**Request**
Report how many lines of the entries below contain the word "true", and nothing more.

**Data to process**
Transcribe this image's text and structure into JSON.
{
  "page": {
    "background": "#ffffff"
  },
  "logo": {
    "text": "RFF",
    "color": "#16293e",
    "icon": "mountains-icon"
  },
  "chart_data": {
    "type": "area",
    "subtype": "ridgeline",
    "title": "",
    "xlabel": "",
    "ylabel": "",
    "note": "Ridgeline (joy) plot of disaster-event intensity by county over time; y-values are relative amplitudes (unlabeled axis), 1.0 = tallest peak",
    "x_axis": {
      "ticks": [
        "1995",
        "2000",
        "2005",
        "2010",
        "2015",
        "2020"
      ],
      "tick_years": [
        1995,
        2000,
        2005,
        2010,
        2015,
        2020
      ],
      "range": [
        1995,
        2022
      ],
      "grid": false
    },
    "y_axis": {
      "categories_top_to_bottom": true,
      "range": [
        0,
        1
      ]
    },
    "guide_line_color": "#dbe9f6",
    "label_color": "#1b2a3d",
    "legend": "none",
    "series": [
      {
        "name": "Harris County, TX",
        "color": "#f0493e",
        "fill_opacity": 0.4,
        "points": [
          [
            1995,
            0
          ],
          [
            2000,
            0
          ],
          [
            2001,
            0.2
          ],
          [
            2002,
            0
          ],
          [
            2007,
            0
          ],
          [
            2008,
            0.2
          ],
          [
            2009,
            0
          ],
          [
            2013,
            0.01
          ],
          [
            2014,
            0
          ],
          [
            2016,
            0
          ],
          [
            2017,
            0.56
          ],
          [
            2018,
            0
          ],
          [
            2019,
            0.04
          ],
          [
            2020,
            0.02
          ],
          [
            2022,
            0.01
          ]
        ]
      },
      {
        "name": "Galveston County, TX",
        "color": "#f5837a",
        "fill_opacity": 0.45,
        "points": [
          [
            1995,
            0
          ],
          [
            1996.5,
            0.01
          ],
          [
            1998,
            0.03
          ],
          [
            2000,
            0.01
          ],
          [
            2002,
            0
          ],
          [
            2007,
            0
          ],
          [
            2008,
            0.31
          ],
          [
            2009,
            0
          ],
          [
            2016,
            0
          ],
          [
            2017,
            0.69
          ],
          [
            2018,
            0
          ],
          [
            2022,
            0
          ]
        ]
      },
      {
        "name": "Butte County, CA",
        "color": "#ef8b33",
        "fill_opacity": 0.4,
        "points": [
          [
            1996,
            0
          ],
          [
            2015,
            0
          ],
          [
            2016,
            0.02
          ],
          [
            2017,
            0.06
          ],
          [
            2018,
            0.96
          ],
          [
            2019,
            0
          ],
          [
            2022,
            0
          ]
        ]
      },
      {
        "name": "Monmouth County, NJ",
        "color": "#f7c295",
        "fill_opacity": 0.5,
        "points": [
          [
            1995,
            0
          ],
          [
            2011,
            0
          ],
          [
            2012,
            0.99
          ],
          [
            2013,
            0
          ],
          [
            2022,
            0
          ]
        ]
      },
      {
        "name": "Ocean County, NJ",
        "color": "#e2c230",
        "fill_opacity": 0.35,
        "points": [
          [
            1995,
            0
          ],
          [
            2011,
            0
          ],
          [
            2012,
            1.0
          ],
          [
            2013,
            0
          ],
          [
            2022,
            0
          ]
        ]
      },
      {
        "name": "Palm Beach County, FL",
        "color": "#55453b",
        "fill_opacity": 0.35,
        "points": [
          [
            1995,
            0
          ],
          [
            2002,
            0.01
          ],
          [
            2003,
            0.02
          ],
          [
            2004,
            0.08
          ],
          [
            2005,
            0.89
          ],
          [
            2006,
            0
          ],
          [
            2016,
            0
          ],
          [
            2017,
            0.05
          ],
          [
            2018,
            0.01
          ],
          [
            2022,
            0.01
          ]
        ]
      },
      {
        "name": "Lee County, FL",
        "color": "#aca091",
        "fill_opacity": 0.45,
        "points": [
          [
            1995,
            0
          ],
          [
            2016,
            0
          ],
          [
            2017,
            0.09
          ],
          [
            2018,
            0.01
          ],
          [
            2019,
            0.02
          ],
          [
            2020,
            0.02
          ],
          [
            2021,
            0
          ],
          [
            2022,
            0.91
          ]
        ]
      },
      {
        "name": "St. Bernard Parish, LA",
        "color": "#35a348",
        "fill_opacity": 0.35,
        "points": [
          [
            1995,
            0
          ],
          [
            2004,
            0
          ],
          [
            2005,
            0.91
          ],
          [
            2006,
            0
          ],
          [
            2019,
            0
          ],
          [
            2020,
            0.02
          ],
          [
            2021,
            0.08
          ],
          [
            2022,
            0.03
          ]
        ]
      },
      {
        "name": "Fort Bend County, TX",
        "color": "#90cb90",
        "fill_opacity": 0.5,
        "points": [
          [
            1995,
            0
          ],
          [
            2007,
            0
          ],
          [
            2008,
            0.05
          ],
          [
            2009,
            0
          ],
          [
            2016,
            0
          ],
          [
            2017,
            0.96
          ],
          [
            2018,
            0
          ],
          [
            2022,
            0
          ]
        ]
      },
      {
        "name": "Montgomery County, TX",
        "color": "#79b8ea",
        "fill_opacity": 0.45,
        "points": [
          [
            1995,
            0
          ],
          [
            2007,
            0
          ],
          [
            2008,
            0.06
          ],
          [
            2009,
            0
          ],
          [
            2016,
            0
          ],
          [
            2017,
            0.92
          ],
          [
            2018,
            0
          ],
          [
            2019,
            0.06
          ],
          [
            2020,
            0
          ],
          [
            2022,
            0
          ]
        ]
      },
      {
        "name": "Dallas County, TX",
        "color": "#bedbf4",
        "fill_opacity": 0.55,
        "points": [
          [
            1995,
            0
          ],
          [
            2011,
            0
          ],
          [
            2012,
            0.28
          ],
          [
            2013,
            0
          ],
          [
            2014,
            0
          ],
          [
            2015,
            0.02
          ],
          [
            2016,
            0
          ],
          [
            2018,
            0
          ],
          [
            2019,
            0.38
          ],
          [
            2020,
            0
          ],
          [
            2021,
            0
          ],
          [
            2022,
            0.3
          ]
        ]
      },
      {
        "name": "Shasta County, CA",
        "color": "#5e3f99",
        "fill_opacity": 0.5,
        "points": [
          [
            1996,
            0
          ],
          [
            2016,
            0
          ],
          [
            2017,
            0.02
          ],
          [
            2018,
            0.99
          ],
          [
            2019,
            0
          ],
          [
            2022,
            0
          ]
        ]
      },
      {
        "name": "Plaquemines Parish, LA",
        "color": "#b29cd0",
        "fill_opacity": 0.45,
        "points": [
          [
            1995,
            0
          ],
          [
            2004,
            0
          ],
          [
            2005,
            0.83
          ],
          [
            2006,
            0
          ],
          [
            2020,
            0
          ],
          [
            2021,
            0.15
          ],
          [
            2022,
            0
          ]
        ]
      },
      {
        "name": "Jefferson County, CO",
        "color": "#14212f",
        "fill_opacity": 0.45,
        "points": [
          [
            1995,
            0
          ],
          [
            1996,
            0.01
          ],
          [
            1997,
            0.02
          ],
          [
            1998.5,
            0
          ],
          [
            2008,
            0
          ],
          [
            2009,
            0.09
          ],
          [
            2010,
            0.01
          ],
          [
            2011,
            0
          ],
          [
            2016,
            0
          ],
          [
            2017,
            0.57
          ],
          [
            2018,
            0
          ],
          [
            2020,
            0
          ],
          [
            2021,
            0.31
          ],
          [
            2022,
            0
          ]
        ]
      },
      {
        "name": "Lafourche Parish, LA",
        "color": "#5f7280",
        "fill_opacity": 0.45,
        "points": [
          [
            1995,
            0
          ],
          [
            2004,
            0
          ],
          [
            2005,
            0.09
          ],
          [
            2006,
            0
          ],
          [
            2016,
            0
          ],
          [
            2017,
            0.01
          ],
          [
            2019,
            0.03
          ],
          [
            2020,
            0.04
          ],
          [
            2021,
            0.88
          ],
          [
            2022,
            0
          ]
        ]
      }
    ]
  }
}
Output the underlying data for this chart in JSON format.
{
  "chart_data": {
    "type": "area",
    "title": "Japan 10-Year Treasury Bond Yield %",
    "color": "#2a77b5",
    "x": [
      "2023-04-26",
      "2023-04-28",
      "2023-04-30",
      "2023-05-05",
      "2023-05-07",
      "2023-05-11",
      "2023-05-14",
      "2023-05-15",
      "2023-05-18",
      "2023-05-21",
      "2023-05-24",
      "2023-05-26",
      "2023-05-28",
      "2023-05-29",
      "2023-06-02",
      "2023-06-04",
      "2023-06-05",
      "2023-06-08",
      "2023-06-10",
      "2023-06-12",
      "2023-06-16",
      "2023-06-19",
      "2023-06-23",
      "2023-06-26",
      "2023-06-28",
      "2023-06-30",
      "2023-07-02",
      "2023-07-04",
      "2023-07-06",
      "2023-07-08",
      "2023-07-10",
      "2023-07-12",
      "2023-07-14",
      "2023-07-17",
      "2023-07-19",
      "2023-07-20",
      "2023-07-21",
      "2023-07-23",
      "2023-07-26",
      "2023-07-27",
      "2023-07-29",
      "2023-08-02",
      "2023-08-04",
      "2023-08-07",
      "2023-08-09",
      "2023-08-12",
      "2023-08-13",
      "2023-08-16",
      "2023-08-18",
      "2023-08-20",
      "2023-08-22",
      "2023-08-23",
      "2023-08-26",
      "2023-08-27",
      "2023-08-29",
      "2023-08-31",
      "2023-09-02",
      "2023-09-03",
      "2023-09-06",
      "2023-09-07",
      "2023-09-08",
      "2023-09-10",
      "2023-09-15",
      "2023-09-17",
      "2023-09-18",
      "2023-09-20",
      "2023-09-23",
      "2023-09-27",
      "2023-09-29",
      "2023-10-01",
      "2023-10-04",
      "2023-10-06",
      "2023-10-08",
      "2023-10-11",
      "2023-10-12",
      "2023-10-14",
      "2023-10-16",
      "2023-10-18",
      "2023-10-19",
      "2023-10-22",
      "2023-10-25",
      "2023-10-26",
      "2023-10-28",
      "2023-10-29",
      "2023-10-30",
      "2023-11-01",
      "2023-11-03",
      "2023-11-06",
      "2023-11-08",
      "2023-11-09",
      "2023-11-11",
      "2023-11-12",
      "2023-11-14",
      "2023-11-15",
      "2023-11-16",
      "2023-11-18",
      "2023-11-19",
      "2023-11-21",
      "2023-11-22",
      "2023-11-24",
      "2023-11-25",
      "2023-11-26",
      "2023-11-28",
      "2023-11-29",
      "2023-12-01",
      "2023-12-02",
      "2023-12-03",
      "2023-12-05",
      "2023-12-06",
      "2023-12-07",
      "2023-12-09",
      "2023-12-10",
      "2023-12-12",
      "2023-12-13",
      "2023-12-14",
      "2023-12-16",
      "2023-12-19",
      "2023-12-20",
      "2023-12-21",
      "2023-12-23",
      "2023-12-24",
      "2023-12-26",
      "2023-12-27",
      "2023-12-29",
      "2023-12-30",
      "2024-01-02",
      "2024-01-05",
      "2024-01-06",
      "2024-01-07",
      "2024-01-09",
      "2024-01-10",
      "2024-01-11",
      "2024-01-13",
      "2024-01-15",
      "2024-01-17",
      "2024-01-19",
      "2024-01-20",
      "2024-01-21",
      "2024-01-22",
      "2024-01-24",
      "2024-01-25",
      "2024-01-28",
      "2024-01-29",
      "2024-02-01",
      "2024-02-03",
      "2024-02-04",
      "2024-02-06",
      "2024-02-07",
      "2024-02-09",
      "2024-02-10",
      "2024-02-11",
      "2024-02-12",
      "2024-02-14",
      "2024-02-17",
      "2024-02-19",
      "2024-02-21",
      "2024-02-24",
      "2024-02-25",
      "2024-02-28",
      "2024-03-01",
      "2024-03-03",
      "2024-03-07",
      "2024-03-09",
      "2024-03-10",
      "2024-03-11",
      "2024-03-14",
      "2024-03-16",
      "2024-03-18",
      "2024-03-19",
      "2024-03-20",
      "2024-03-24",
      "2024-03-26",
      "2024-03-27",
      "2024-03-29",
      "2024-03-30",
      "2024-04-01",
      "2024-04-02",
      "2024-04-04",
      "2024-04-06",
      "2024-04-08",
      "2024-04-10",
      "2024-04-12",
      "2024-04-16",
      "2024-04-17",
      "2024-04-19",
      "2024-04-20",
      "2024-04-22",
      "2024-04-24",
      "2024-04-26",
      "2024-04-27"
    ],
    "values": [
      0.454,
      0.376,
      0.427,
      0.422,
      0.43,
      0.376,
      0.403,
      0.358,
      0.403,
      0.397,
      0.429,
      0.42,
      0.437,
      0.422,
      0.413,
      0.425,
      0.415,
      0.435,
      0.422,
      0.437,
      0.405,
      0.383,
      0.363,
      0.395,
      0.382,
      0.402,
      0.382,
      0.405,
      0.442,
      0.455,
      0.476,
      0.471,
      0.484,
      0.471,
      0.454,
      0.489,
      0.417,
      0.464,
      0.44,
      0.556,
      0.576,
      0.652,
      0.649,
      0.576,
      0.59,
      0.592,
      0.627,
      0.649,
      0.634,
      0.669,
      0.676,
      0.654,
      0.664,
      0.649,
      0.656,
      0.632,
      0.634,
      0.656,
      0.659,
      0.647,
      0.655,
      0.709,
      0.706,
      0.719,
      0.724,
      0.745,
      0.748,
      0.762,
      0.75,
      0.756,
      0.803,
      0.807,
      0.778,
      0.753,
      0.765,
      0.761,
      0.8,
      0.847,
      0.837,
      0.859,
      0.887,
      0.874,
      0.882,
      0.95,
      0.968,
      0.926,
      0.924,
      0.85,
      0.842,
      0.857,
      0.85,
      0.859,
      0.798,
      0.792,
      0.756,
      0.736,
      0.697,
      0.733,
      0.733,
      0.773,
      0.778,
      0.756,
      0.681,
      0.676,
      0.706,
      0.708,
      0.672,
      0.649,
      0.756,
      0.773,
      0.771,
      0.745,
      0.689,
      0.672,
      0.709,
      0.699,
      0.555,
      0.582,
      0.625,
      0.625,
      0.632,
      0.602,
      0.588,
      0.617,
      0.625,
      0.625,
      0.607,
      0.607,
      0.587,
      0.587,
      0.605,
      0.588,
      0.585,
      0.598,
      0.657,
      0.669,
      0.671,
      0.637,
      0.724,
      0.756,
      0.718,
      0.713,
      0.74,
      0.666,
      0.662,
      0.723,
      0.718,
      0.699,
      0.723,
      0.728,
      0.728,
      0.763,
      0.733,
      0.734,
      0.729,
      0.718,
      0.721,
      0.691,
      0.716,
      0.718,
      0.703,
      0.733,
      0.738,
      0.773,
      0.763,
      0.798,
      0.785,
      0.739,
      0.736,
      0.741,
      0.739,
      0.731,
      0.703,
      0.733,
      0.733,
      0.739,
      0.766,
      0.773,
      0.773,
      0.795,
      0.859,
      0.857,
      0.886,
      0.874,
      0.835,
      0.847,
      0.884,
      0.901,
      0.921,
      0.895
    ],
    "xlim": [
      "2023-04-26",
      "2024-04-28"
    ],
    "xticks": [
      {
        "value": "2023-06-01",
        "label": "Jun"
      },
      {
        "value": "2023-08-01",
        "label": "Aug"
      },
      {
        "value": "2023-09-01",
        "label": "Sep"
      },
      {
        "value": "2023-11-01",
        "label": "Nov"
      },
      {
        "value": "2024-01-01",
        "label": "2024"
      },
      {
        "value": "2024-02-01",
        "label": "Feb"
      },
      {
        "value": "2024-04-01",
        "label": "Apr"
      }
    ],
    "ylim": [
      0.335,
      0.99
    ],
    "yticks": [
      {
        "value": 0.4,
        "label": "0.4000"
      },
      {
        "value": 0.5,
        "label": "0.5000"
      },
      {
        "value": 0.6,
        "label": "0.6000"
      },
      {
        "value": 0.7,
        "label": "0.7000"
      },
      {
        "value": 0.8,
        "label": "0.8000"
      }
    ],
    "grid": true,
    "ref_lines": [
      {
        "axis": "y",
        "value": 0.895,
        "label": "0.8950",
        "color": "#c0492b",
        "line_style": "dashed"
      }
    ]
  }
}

**Response to the exercise**
2